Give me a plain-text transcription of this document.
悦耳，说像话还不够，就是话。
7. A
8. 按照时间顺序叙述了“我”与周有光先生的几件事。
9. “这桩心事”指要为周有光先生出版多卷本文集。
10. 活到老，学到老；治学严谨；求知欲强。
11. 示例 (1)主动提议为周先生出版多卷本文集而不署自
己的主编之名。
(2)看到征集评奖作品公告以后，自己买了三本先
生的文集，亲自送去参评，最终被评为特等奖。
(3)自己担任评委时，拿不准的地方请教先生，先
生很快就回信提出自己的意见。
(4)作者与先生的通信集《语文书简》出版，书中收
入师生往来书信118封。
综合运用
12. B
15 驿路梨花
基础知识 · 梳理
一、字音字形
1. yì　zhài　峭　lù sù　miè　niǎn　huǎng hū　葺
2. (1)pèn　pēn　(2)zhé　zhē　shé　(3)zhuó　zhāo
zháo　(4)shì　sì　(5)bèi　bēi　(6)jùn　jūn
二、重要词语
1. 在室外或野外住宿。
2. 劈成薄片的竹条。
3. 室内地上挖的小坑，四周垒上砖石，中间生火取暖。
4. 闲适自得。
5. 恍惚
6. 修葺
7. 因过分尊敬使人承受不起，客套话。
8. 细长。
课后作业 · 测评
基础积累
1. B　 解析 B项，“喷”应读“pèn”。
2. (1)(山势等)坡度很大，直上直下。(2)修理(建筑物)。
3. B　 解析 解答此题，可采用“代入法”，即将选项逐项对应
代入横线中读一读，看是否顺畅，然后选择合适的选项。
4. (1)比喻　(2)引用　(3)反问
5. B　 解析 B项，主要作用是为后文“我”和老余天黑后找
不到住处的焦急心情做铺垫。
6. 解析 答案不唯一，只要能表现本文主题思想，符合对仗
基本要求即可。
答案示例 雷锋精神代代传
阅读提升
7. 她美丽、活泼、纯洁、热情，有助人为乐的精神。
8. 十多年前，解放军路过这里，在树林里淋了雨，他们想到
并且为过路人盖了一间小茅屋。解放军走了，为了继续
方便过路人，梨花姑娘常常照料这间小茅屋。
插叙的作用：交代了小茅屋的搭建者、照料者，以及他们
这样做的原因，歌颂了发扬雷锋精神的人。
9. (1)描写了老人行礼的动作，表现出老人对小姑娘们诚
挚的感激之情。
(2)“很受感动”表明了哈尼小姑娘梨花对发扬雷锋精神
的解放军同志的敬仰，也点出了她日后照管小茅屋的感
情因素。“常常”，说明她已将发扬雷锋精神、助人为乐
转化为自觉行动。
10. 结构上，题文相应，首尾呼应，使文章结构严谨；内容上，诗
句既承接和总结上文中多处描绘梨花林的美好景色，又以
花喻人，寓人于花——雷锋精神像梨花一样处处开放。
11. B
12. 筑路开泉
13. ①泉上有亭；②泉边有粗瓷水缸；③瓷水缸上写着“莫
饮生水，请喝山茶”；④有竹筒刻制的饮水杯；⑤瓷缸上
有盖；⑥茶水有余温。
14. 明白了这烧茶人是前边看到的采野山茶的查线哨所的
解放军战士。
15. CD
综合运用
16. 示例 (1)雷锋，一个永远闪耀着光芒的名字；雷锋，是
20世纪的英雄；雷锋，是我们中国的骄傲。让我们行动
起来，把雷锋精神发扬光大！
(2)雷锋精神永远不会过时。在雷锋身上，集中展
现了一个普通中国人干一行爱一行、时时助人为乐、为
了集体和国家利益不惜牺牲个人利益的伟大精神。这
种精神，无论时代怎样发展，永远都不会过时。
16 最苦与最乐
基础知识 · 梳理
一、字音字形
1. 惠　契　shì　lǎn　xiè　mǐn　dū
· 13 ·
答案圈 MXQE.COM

++++++++++++++++++++

PROBLEM DESCRIPTION —
Restate each record word for word.

RESPONSE TO THIS EXERCISE —
Give me a plain-text transcription of this document.
悦耳，说像话还不够，就是话。
7. A
8. 按照时间顺序叙述了“我”与周有光先生的几件事。
9. “这桩心事”指要为周有光先生出版多卷本文集。
10. 活到老，学到老；治学严谨；求知欲强。
11. 示例 (1)主动提议为周先生出版多卷本文集而不署自
己的主编之名。
(2)看到征集评奖作品公告以后，自己买了三本先
生的文集，亲自送去参评，最终被评为特等奖。
(3)自己担任评委时，拿不准的地方请教先生，先
生很快就回信提出自己的意见。
(4)作者与先生的通信集《语文书简》出版，书中收
入师生往来书信118封。
综合运用
12. B
15 驿路梨花
基础知识 · 梳理
一、字音字形
1. yì　zhài　峭　lù sù　miè　niǎn　huǎng hū　葺
2. (1)pèn　pēn　(2)zhé　zhē　shé　(3)zhuó　zhāo
zháo　(4)shì　sì　(5)bèi　bēi　(6)jùn　jūn
二、重要词语
1. 在室外或野外住宿。
2. 劈成薄片的竹条。
3. 室内地上挖的小坑，四周垒上砖石，中间生火取暖。
4. 闲适自得。
5. 恍惚
6. 修葺
7. 因过分尊敬使人承受不起，客套话。
8. 细长。
课后作业 · 测评
基础积累
1. B　 解析 B项，“喷”应读“pèn”。
2. (1)(山势等)坡度很大，直上直下。(2)修理(建筑物)。
3. B　 解析 解答此题，可采用“代入法”，即将选项逐项对应
代入横线中读一读，看是否顺畅，然后选择合适的选项。
4. (1)比喻　(2)引用　(3)反问
5. B　 解析 B项，主要作用是为后文“我”和老余天黑后找
不到住处的焦急心情做铺垫。
6. 解析 答案不唯一，只要能表现本文主题思想，符合对仗
基本要求即可。
答案示例 雷锋精神代代传
阅读提升
7. 她美丽、活泼、纯洁、热情，有助人为乐的精神。
8. 十多年前，解放军路过这里，在树林里淋了雨，他们想到
并且为过路人盖了一间小茅屋。解放军走了，为了继续
方便过路人，梨花姑娘常常照料这间小茅屋。
插叙的作用：交代了小茅屋的搭建者、照料者，以及他们
这样做的原因，歌颂了发扬雷锋精神的人。
9. (1)描写了老人行礼的动作，表现出老人对小姑娘们诚
挚的感激之情。
(2)“很受感动”表明了哈尼小姑娘梨花对发扬雷锋精神
的解放军同志的敬仰，也点出了她日后照管小茅屋的感
情因素。“常常”，说明她已将发扬雷锋精神、助人为乐
转化为自觉行动。
10. 结构上，题文相应，首尾呼应，使文章结构严谨；内容上，诗
句既承接和总结上文中多处描绘梨花林的美好景色，又以
花喻人，寓人于花——雷锋精神像梨花一样处处开放。
11. B
12. 筑路开泉
13. ①泉上有亭；②泉边有粗瓷水缸；③瓷水缸上写着“莫
饮生水，请喝山茶”；④有竹筒刻制的饮水杯；⑤瓷缸上
有盖；⑥茶水有余温。
14. 明白了这烧茶人是前边看到的采野山茶的查线哨所的
解放军战士。
15. CD
综合运用
16. 示例 (1)雷锋，一个永远闪耀着光芒的名字；雷锋，是
20世纪的英雄；雷锋，是我们中国的骄傲。让我们行动
起来，把雷锋精神发扬光大！
(2)雷锋精神永远不会过时。在雷锋身上，集中展
现了一个普通中国人干一行爱一行、时时助人为乐、为
了集体和国家利益不惜牺牲个人利益的伟大精神。这
种精神，无论时代怎样发展，永远都不会过时。
16 最苦与最乐
基础知识 · 梳理
一、字音字形
1. 惠　契　shì　lǎn　xiè　mǐn　dū
· 13 ·
答案圈 MXQE.COM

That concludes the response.